YOUR INSTRUCTIONS: Copy out every one of the lines below word for word, without changing anything.

DATA RECORDS:
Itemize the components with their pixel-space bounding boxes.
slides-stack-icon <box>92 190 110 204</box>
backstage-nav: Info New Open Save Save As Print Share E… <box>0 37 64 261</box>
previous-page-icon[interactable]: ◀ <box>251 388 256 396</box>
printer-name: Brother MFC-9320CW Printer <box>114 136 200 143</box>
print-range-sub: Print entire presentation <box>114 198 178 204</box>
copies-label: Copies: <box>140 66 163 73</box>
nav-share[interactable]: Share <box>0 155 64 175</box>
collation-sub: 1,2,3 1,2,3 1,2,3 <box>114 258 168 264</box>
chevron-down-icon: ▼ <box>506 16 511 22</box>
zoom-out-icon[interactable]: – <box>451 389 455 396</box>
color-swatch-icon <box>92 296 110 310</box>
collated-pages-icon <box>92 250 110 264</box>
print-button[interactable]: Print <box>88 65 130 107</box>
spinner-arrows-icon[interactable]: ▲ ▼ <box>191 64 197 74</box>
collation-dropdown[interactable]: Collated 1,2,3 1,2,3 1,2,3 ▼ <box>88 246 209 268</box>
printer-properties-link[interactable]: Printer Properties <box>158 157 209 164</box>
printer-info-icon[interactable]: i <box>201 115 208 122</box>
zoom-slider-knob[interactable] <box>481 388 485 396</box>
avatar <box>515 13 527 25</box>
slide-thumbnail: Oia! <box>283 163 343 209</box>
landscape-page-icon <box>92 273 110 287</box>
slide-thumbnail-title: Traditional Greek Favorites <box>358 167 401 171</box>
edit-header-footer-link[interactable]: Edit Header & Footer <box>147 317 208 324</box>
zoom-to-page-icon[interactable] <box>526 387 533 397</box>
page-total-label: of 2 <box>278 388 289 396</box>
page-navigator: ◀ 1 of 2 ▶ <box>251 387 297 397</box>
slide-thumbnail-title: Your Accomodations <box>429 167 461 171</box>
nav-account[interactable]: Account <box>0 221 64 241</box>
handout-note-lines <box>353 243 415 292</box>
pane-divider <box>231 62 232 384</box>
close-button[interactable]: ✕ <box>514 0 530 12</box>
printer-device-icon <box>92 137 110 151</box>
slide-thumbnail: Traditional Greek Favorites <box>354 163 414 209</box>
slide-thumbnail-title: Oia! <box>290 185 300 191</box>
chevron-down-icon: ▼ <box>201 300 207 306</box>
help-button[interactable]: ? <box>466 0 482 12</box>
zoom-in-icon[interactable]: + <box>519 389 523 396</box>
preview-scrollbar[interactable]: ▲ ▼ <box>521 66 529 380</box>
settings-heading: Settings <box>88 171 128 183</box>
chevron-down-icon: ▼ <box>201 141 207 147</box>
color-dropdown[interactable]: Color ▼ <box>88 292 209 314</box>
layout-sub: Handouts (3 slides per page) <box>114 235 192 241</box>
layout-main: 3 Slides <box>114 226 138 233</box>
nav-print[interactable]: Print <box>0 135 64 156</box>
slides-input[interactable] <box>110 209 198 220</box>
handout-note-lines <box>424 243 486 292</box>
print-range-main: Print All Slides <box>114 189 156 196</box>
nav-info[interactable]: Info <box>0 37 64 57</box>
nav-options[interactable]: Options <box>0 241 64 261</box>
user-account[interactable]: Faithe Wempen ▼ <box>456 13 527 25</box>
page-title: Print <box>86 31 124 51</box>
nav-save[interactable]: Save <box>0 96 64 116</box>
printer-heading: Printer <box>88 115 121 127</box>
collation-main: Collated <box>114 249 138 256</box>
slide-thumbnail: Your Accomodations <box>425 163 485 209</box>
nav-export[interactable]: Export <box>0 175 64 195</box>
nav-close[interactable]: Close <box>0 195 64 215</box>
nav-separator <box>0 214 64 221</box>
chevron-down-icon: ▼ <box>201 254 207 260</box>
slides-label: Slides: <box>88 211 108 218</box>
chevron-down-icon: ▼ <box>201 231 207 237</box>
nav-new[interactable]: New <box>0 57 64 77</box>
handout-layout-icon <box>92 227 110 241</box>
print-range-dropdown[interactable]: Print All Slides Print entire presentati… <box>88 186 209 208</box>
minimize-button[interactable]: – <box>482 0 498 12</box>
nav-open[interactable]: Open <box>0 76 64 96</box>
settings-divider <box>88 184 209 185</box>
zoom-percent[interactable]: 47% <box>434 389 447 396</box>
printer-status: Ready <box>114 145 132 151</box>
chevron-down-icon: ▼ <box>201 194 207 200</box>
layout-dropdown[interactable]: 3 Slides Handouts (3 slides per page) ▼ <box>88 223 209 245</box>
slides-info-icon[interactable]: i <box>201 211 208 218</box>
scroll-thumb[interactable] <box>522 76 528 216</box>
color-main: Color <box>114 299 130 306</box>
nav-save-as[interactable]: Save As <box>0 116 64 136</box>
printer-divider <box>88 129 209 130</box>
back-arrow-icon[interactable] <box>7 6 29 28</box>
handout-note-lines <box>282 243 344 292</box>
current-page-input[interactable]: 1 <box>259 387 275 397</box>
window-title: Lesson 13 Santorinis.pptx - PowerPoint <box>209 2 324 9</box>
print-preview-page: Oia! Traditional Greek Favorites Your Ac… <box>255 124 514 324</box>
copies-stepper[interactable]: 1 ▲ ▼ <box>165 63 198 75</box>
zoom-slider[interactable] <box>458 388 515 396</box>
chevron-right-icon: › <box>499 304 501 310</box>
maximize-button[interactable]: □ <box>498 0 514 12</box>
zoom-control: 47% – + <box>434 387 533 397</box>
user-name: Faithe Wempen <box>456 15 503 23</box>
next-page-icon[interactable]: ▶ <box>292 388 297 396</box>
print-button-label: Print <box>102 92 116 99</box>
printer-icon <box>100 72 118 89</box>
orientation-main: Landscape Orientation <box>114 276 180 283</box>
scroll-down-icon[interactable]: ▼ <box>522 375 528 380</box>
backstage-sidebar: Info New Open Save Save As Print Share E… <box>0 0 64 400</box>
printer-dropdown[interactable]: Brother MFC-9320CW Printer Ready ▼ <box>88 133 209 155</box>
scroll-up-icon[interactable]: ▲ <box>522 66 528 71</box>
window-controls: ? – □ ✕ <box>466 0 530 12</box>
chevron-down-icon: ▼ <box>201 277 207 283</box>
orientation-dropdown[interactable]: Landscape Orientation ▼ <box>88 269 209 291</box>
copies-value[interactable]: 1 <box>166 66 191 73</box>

EXPECTED ANSWER:
Itemize the components with their pixel-space bounding boxes.
slides-stack-icon <box>92 190 110 204</box>
backstage-nav: Info New Open Save Save As Print Share E… <box>0 37 64 261</box>
previous-page-icon[interactable]: ◀ <box>251 388 256 396</box>
printer-name: Brother MFC-9320CW Printer <box>114 136 200 143</box>
print-range-sub: Print entire presentation <box>114 198 178 204</box>
copies-label: Copies: <box>140 66 163 73</box>
nav-share[interactable]: Share <box>0 155 64 175</box>
collation-sub: 1,2,3 1,2,3 1,2,3 <box>114 258 168 264</box>
chevron-down-icon: ▼ <box>506 16 511 22</box>
zoom-out-icon[interactable]: – <box>451 389 455 396</box>
color-swatch-icon <box>92 296 110 310</box>
collated-pages-icon <box>92 250 110 264</box>
print-button[interactable]: Print <box>88 65 130 107</box>
spinner-arrows-icon[interactable]: ▲ ▼ <box>191 64 197 74</box>
collation-dropdown[interactable]: Collated 1,2,3 1,2,3 1,2,3 ▼ <box>88 246 209 268</box>
printer-properties-link[interactable]: Printer Properties <box>158 157 209 164</box>
printer-info-icon[interactable]: i <box>201 115 208 122</box>
zoom-slider-knob[interactable] <box>481 388 485 396</box>
avatar <box>515 13 527 25</box>
slide-thumbnail: Oia! <box>283 163 343 209</box>
landscape-page-icon <box>92 273 110 287</box>
slide-thumbnail-title: Traditional Greek Favorites <box>358 167 401 171</box>
edit-header-footer-link[interactable]: Edit Header & Footer <box>147 317 208 324</box>
zoom-to-page-icon[interactable] <box>526 387 533 397</box>
page-total-label: of 2 <box>278 388 289 396</box>
page-navigator: ◀ 1 of 2 ▶ <box>251 387 297 397</box>
slide-thumbnail-title: Your Accomodations <box>429 167 461 171</box>
nav-account[interactable]: Account <box>0 221 64 241</box>
handout-note-lines <box>353 243 415 292</box>
pane-divider <box>231 62 232 384</box>
close-button[interactable]: ✕ <box>514 0 530 12</box>
printer-device-icon <box>92 137 110 151</box>
slide-thumbnail: Traditional Greek Favorites <box>354 163 414 209</box>
slide-thumbnail-title: Oia! <box>290 185 300 191</box>
chevron-down-icon: ▼ <box>201 300 207 306</box>
help-button[interactable]: ? <box>466 0 482 12</box>
zoom-in-icon[interactable]: + <box>519 389 523 396</box>
preview-scrollbar[interactable]: ▲ ▼ <box>521 66 529 380</box>
settings-heading: Settings <box>88 171 128 183</box>
chevron-down-icon: ▼ <box>201 141 207 147</box>
color-dropdown[interactable]: Color ▼ <box>88 292 209 314</box>
layout-sub: Handouts (3 slides per page) <box>114 235 192 241</box>
layout-main: 3 Slides <box>114 226 138 233</box>
nav-print[interactable]: Print <box>0 135 64 156</box>
slides-input[interactable] <box>110 209 198 220</box>
handout-note-lines <box>424 243 486 292</box>
print-range-main: Print All Slides <box>114 189 156 196</box>
nav-info[interactable]: Info <box>0 37 64 57</box>
nav-options[interactable]: Options <box>0 241 64 261</box>
user-account[interactable]: Faithe Wempen ▼ <box>456 13 527 25</box>
page-title: Print <box>86 31 124 51</box>
nav-save[interactable]: Save <box>0 96 64 116</box>
printer-heading: Printer <box>88 115 121 127</box>
collation-main: Collated <box>114 249 138 256</box>
slide-thumbnail: Your Accomodations <box>425 163 485 209</box>
nav-export[interactable]: Export <box>0 175 64 195</box>
nav-close[interactable]: Close <box>0 195 64 215</box>
nav-separator <box>0 214 64 221</box>
chevron-down-icon: ▼ <box>201 254 207 260</box>
slides-label: Slides: <box>88 211 108 218</box>
chevron-down-icon: ▼ <box>201 231 207 237</box>
nav-new[interactable]: New <box>0 57 64 77</box>
handout-layout-icon <box>92 227 110 241</box>
print-range-dropdown[interactable]: Print All Slides Print entire presentati… <box>88 186 209 208</box>
minimize-button[interactable]: – <box>482 0 498 12</box>
nav-open[interactable]: Open <box>0 76 64 96</box>
settings-divider <box>88 184 209 185</box>
zoom-percent[interactable]: 47% <box>434 389 447 396</box>
printer-status: Ready <box>114 145 132 151</box>
chevron-down-icon: ▼ <box>201 194 207 200</box>
layout-dropdown[interactable]: 3 Slides Handouts (3 slides per page) ▼ <box>88 223 209 245</box>
slides-info-icon[interactable]: i <box>201 211 208 218</box>
scroll-thumb[interactable] <box>522 76 528 216</box>
color-main: Color <box>114 299 130 306</box>
nav-save-as[interactable]: Save As <box>0 116 64 136</box>
printer-divider <box>88 129 209 130</box>
back-arrow-icon[interactable] <box>7 6 29 28</box>
handout-note-lines <box>282 243 344 292</box>
current-page-input[interactable]: 1 <box>259 387 275 397</box>
window-title: Lesson 13 Santorinis.pptx - PowerPoint <box>209 2 324 9</box>
print-preview-page: Oia! Traditional Greek Favorites Your Ac… <box>255 124 514 324</box>
copies-stepper[interactable]: 1 ▲ ▼ <box>165 63 198 75</box>
zoom-slider[interactable] <box>458 388 515 396</box>
chevron-right-icon: › <box>499 304 501 310</box>
maximize-button[interactable]: □ <box>498 0 514 12</box>
zoom-control: 47% – + <box>434 387 533 397</box>
user-name: Faithe Wempen <box>456 15 503 23</box>
next-page-icon[interactable]: ▶ <box>292 388 297 396</box>
print-button-label: Print <box>102 92 116 99</box>
printer-icon <box>100 72 118 89</box>
orientation-main: Landscape Orientation <box>114 276 180 283</box>
scroll-down-icon[interactable]: ▼ <box>522 375 528 380</box>
backstage-sidebar: Info New Open Save Save As Print Share E… <box>0 0 64 400</box>
printer-dropdown[interactable]: Brother MFC-9320CW Printer Ready ▼ <box>88 133 209 155</box>
scroll-up-icon[interactable]: ▲ <box>522 66 528 71</box>
window-controls: ? – □ ✕ <box>466 0 530 12</box>
chevron-down-icon: ▼ <box>201 277 207 283</box>
orientation-dropdown[interactable]: Landscape Orientation ▼ <box>88 269 209 291</box>
copies-value[interactable]: 1 <box>166 66 191 73</box>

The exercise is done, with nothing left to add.